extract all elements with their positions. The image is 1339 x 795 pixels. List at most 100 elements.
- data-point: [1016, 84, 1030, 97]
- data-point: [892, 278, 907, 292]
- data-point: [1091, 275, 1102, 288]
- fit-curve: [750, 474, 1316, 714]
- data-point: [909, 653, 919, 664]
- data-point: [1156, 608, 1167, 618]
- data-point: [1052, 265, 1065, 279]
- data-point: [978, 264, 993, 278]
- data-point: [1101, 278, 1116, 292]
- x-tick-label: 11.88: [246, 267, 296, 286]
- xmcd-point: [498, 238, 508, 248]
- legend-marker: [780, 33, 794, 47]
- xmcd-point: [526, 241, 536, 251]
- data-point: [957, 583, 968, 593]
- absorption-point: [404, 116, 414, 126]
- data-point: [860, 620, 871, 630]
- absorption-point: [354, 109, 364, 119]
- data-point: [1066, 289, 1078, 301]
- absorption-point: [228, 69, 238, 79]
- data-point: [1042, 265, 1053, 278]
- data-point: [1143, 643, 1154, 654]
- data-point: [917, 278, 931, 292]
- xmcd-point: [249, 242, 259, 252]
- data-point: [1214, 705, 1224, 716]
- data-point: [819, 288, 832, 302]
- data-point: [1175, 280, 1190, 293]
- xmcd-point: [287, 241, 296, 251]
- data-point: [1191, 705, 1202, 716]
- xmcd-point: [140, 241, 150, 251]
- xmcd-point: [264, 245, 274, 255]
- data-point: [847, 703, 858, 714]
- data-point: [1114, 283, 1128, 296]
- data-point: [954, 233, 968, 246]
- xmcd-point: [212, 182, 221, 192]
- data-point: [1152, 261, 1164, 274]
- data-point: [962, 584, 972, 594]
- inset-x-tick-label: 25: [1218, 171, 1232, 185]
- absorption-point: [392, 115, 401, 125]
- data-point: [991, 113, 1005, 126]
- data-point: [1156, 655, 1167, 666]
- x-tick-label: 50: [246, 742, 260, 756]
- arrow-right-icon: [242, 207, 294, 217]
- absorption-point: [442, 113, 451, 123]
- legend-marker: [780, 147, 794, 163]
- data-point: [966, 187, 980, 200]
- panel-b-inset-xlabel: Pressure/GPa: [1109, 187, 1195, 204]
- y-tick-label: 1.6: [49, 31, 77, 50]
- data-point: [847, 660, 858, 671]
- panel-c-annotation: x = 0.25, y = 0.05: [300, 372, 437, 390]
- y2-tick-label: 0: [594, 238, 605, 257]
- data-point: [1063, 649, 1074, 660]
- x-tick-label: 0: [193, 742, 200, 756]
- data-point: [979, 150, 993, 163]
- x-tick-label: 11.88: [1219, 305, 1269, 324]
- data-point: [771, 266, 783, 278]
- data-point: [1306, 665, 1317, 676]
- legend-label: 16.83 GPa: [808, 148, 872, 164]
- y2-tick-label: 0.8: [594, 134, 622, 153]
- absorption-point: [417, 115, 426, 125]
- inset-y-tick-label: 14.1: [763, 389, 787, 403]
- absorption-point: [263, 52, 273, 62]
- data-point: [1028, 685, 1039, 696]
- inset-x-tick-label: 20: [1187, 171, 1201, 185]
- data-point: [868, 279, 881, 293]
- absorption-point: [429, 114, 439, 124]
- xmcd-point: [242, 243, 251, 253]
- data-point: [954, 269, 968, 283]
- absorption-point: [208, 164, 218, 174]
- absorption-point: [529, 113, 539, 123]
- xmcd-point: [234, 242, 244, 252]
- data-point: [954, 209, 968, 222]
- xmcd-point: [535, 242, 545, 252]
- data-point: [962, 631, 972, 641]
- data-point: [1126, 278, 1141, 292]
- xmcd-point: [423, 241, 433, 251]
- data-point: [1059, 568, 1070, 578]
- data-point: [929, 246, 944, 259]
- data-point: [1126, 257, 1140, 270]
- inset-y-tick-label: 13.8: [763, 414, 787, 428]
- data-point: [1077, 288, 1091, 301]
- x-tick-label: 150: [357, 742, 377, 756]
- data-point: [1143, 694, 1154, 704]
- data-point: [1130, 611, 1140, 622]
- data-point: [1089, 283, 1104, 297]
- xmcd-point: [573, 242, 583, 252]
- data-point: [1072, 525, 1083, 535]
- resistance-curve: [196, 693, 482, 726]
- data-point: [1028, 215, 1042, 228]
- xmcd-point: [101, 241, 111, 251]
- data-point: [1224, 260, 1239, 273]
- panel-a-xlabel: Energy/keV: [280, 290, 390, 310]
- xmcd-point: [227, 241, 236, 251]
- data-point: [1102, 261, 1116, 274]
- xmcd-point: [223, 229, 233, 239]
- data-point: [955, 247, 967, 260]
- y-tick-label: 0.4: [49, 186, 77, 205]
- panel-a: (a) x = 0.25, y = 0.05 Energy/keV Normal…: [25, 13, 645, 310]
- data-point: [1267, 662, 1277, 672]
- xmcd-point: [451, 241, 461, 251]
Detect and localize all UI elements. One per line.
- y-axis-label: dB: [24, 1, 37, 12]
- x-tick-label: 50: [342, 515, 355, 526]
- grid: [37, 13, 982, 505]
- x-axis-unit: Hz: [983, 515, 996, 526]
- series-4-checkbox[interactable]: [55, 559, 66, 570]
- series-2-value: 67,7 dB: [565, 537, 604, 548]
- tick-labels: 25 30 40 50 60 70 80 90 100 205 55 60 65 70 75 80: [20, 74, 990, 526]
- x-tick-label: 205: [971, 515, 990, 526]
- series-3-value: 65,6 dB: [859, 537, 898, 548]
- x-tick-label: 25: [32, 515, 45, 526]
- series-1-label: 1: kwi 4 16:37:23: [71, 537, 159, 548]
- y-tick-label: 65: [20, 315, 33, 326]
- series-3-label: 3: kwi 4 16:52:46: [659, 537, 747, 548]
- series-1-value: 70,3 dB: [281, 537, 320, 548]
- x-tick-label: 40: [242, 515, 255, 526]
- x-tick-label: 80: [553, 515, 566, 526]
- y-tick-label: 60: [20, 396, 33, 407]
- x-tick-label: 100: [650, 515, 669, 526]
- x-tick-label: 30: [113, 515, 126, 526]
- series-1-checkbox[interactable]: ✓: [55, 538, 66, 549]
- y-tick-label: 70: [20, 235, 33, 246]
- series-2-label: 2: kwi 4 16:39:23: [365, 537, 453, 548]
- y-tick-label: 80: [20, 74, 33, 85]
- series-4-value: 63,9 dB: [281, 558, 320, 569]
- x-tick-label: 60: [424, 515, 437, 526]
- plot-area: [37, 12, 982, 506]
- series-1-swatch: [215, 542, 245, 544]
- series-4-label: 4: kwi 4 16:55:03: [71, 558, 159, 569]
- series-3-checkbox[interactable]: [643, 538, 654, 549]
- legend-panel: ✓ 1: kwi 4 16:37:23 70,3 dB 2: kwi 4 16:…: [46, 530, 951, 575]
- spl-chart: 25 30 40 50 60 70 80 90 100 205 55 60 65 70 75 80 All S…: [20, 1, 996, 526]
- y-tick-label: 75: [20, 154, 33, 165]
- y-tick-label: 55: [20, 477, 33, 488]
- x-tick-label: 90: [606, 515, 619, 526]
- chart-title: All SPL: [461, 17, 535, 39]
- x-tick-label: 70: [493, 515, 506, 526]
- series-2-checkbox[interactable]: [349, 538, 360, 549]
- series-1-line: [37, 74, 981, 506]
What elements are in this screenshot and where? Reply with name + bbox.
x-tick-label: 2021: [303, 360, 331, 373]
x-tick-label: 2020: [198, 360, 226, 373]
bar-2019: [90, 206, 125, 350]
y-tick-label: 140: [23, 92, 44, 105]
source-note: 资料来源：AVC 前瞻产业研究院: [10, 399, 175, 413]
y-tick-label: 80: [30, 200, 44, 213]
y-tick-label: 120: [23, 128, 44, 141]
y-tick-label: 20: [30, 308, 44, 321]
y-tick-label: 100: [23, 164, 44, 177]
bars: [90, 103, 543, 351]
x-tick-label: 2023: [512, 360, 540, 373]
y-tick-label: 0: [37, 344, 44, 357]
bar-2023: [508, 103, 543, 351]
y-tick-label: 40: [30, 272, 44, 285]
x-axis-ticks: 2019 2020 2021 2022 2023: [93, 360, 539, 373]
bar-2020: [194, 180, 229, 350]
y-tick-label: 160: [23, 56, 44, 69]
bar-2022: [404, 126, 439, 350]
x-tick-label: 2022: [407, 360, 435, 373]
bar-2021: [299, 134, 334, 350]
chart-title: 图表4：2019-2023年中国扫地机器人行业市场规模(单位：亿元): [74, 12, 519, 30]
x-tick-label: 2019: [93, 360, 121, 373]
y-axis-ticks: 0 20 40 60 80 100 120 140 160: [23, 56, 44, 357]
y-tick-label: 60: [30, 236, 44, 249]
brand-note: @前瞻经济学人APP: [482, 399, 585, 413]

■ CONSIGNE
Extrayez, s'il vous plaît, le passage des entrées qui va du début jusqu'à la ligne contenant « - data-point: [954, 233, 968, 246] » incluse, en reproduisant chaque ligne à l'identique.

■ RÉPONSE
extract all elements with their positions. The image is 1339 x 795 pixels. List at most 100 elements.
- data-point: [1016, 84, 1030, 97]
- data-point: [892, 278, 907, 292]
- data-point: [1091, 275, 1102, 288]
- fit-curve: [750, 474, 1316, 714]
- data-point: [909, 653, 919, 664]
- data-point: [1156, 608, 1167, 618]
- data-point: [1052, 265, 1065, 279]
- data-point: [978, 264, 993, 278]
- data-point: [1101, 278, 1116, 292]
- x-tick-label: 11.88: [246, 267, 296, 286]
- xmcd-point: [498, 238, 508, 248]
- legend-marker: [780, 33, 794, 47]
- xmcd-point: [526, 241, 536, 251]
- data-point: [957, 583, 968, 593]
- absorption-point: [404, 116, 414, 126]
- data-point: [860, 620, 871, 630]
- absorption-point: [354, 109, 364, 119]
- data-point: [1066, 289, 1078, 301]
- absorption-point: [228, 69, 238, 79]
- data-point: [1042, 265, 1053, 278]
- data-point: [1143, 643, 1154, 654]
- data-point: [917, 278, 931, 292]
- xmcd-point: [249, 242, 259, 252]
- data-point: [1214, 705, 1224, 716]
- data-point: [819, 288, 832, 302]
- data-point: [1175, 280, 1190, 293]
- xmcd-point: [287, 241, 296, 251]
- data-point: [1191, 705, 1202, 716]
- xmcd-point: [140, 241, 150, 251]
- xmcd-point: [264, 245, 274, 255]
- data-point: [847, 703, 858, 714]
- data-point: [1114, 283, 1128, 296]
- data-point: [954, 233, 968, 246]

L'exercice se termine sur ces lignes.